Exercise details:
Reproduce the listing below verbatim.

Materials provided:
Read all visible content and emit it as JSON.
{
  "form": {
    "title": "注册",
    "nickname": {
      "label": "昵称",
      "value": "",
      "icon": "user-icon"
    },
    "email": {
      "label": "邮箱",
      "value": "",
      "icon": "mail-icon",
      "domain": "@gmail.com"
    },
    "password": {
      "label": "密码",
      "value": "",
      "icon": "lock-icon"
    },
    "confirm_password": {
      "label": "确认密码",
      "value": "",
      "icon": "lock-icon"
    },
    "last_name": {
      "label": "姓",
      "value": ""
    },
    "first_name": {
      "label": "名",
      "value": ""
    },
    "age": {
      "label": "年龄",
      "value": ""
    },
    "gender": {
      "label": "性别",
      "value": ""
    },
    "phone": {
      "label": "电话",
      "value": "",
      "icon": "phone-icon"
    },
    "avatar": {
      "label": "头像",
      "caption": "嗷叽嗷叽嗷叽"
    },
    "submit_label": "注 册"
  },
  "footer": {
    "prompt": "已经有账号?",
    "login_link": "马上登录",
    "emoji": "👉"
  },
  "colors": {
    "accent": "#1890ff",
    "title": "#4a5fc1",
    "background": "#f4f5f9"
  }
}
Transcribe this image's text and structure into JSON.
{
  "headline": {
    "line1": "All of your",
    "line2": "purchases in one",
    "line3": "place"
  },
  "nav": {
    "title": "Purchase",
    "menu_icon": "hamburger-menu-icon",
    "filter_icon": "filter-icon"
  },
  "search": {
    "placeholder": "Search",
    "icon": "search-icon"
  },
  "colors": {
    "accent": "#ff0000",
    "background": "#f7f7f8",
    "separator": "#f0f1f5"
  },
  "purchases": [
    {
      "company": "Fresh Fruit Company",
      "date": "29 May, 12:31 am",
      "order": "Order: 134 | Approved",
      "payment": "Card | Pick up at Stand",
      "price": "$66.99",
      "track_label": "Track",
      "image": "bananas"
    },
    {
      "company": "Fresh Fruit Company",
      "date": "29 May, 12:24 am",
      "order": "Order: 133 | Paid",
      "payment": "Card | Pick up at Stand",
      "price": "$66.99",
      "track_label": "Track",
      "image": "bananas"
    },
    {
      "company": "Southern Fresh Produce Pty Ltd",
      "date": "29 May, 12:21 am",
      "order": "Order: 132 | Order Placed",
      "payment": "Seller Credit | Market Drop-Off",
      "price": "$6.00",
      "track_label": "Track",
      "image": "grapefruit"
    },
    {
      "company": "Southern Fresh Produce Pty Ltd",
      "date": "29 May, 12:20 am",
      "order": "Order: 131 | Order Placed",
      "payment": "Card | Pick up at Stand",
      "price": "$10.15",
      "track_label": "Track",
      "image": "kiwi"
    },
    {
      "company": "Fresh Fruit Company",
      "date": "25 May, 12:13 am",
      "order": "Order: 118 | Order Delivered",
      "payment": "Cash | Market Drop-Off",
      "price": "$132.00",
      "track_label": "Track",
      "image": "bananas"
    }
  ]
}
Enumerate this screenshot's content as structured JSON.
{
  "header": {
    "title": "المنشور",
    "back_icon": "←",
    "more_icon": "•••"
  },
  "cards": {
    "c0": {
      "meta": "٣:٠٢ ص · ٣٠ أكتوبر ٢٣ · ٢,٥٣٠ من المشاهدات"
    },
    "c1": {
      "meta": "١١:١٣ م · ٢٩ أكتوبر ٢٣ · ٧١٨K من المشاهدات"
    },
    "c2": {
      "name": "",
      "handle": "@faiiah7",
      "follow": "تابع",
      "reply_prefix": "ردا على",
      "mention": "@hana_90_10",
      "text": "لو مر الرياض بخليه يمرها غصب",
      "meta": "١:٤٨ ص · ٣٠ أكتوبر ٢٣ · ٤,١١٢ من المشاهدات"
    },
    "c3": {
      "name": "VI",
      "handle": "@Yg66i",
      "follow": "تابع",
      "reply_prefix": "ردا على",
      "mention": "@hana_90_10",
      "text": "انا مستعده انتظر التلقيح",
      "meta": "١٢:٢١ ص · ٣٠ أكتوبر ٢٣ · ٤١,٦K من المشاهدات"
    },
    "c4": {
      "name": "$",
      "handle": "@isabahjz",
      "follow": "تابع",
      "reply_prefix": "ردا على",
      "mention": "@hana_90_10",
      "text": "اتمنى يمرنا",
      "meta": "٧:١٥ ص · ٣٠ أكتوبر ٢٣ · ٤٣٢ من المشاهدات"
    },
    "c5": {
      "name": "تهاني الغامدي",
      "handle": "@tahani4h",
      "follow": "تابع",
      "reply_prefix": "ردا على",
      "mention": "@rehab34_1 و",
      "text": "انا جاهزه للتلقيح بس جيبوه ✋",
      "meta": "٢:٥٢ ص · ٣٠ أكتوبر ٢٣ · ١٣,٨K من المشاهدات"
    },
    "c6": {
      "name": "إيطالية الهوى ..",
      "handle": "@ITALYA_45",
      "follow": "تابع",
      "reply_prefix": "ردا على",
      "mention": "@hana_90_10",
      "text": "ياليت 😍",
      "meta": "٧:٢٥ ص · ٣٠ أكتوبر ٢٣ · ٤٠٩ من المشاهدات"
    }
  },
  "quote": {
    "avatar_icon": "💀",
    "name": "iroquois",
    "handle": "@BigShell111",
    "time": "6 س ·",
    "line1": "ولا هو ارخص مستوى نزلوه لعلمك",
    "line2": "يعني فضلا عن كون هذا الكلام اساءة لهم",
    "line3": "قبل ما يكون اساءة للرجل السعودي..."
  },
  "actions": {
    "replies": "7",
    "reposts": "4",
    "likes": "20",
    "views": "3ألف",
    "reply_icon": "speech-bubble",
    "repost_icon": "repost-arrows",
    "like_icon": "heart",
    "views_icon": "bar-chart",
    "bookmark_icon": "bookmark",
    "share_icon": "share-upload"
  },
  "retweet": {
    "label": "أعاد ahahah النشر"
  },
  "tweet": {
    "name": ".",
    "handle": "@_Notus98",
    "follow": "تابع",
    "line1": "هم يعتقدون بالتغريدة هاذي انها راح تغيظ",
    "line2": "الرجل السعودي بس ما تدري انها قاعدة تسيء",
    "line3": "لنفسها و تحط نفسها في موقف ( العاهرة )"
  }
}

Task result:
Read all visible content and emit it as JSON.
{
  "form": {
    "title": "注册",
    "nickname": {
      "label": "昵称",
      "value": "",
      "icon": "user-icon"
    },
    "email": {
      "label": "邮箱",
      "value": "",
      "icon": "mail-icon",
      "domain": "@gmail.com"
    },
    "password": {
      "label": "密码",
      "value": "",
      "icon": "lock-icon"
    },
    "confirm_password": {
      "label": "确认密码",
      "value": "",
      "icon": "lock-icon"
    },
    "last_name": {
      "label": "姓",
      "value": ""
    },
    "first_name": {
      "label": "名",
      "value": ""
    },
    "age": {
      "label": "年龄",
      "value": ""
    },
    "gender": {
      "label": "性别",
      "value": ""
    },
    "phone": {
      "label": "电话",
      "value": "",
      "icon": "phone-icon"
    },
    "avatar": {
      "label": "头像",
      "caption": "嗷叽嗷叽嗷叽"
    },
    "submit_label": "注 册"
  },
  "footer": {
    "prompt": "已经有账号?",
    "login_link": "马上登录",
    "emoji": "👉"
  },
  "colors": {
    "accent": "#1890ff",
    "title": "#4a5fc1",
    "background": "#f4f5f9"
  }
}
Transcribe this image's text and structure into JSON.
{
  "headline": {
    "line1": "All of your",
    "line2": "purchases in one",
    "line3": "place"
  },
  "nav": {
    "title": "Purchase",
    "menu_icon": "hamburger-menu-icon",
    "filter_icon": "filter-icon"
  },
  "search": {
    "placeholder": "Search",
    "icon": "search-icon"
  },
  "colors": {
    "accent": "#ff0000",
    "background": "#f7f7f8",
    "separator": "#f0f1f5"
  },
  "purchases": [
    {
      "company": "Fresh Fruit Company",
      "date": "29 May, 12:31 am",
      "order": "Order: 134 | Approved",
      "payment": "Card | Pick up at Stand",
      "price": "$66.99",
      "track_label": "Track",
      "image": "bananas"
    },
    {
      "company": "Fresh Fruit Company",
      "date": "29 May, 12:24 am",
      "order": "Order: 133 | Paid",
      "payment": "Card | Pick up at Stand",
      "price": "$66.99",
      "track_label": "Track",
      "image": "bananas"
    },
    {
      "company": "Southern Fresh Produce Pty Ltd",
      "date": "29 May, 12:21 am",
      "order": "Order: 132 | Order Placed",
      "payment": "Seller Credit | Market Drop-Off",
      "price": "$6.00",
      "track_label": "Track",
      "image": "grapefruit"
    },
    {
      "company": "Southern Fresh Produce Pty Ltd",
      "date": "29 May, 12:20 am",
      "order": "Order: 131 | Order Placed",
      "payment": "Card | Pick up at Stand",
      "price": "$10.15",
      "track_label": "Track",
      "image": "kiwi"
    },
    {
      "company": "Fresh Fruit Company",
      "date": "25 May, 12:13 am",
      "order": "Order: 118 | Order Delivered",
      "payment": "Cash | Market Drop-Off",
      "price": "$132.00",
      "track_label": "Track",
      "image": "bananas"
    }
  ]
}
Enumerate this screenshot's content as structured JSON.
{
  "header": {
    "title": "المنشور",
    "back_icon": "←",
    "more_icon": "•••"
  },
  "cards": {
    "c0": {
      "meta": "٣:٠٢ ص · ٣٠ أكتوبر ٢٣ · ٢,٥٣٠ من المشاهدات"
    },
    "c1": {
      "meta": "١١:١٣ م · ٢٩ أكتوبر ٢٣ · ٧١٨K من المشاهدات"
    },
    "c2": {
      "name": "",
      "handle": "@faiiah7",
      "follow": "تابع",
      "reply_prefix": "ردا على",
      "mention": "@hana_90_10",
      "text": "لو مر الرياض بخليه يمرها غصب",
      "meta": "١:٤٨ ص · ٣٠ أكتوبر ٢٣ · ٤,١١٢ من المشاهدات"
    },
    "c3": {
      "name": "VI",
      "handle": "@Yg66i",
      "follow": "تابع",
      "reply_prefix": "ردا على",
      "mention": "@hana_90_10",
      "text": "انا مستعده انتظر التلقيح",
      "meta": "١٢:٢١ ص · ٣٠ أكتوبر ٢٣ · ٤١,٦K من المشاهدات"
    },
    "c4": {
      "name": "$",
      "handle": "@isabahjz",
      "follow": "تابع",
      "reply_prefix": "ردا على",
      "mention": "@hana_90_10",
      "text": "اتمنى يمرنا",
      "meta": "٧:١٥ ص · ٣٠ أكتوبر ٢٣ · ٤٣٢ من المشاهدات"
    },
    "c5": {
      "name": "تهاني الغامدي",
      "handle": "@tahani4h",
      "follow": "تابع",
      "reply_prefix": "ردا على",
      "mention": "@rehab34_1 و",
      "text": "انا جاهزه للتلقيح بس جيبوه ✋",
      "meta": "٢:٥٢ ص · ٣٠ أكتوبر ٢٣ · ١٣,٨K من المشاهدات"
    },
    "c6": {
      "name": "إيطالية الهوى ..",
      "handle": "@ITALYA_45",
      "follow": "تابع",
      "reply_prefix": "ردا على",
      "mention": "@hana_90_10",
      "text": "ياليت 😍",
      "meta": "٧:٢٥ ص · ٣٠ أكتوبر ٢٣ · ٤٠٩ من المشاهدات"
    }
  },
  "quote": {
    "avatar_icon": "💀",
    "name": "iroquois",
    "handle": "@BigShell111",
    "time": "6 س ·",
    "line1": "ولا هو ارخص مستوى نزلوه لعلمك",
    "line2": "يعني فضلا عن كون هذا الكلام اساءة لهم",
    "line3": "قبل ما يكون اساءة للرجل السعودي..."
  },
  "actions": {
    "replies": "7",
    "reposts": "4",
    "likes": "20",
    "views": "3ألف",
    "reply_icon": "speech-bubble",
    "repost_icon": "repost-arrows",
    "like_icon": "heart",
    "views_icon": "bar-chart",
    "bookmark_icon": "bookmark",
    "share_icon": "share-upload"
  },
  "retweet": {
    "label": "أعاد ahahah النشر"
  },
  "tweet": {
    "name": ".",
    "handle": "@_Notus98",
    "follow": "تابع",
    "line1": "هم يعتقدون بالتغريدة هاذي انها راح تغيظ",
    "line2": "الرجل السعودي بس ما تدري انها قاعدة تسيء",
    "line3": "لنفسها و تحط نفسها في موقف ( العاهرة )"
  }
}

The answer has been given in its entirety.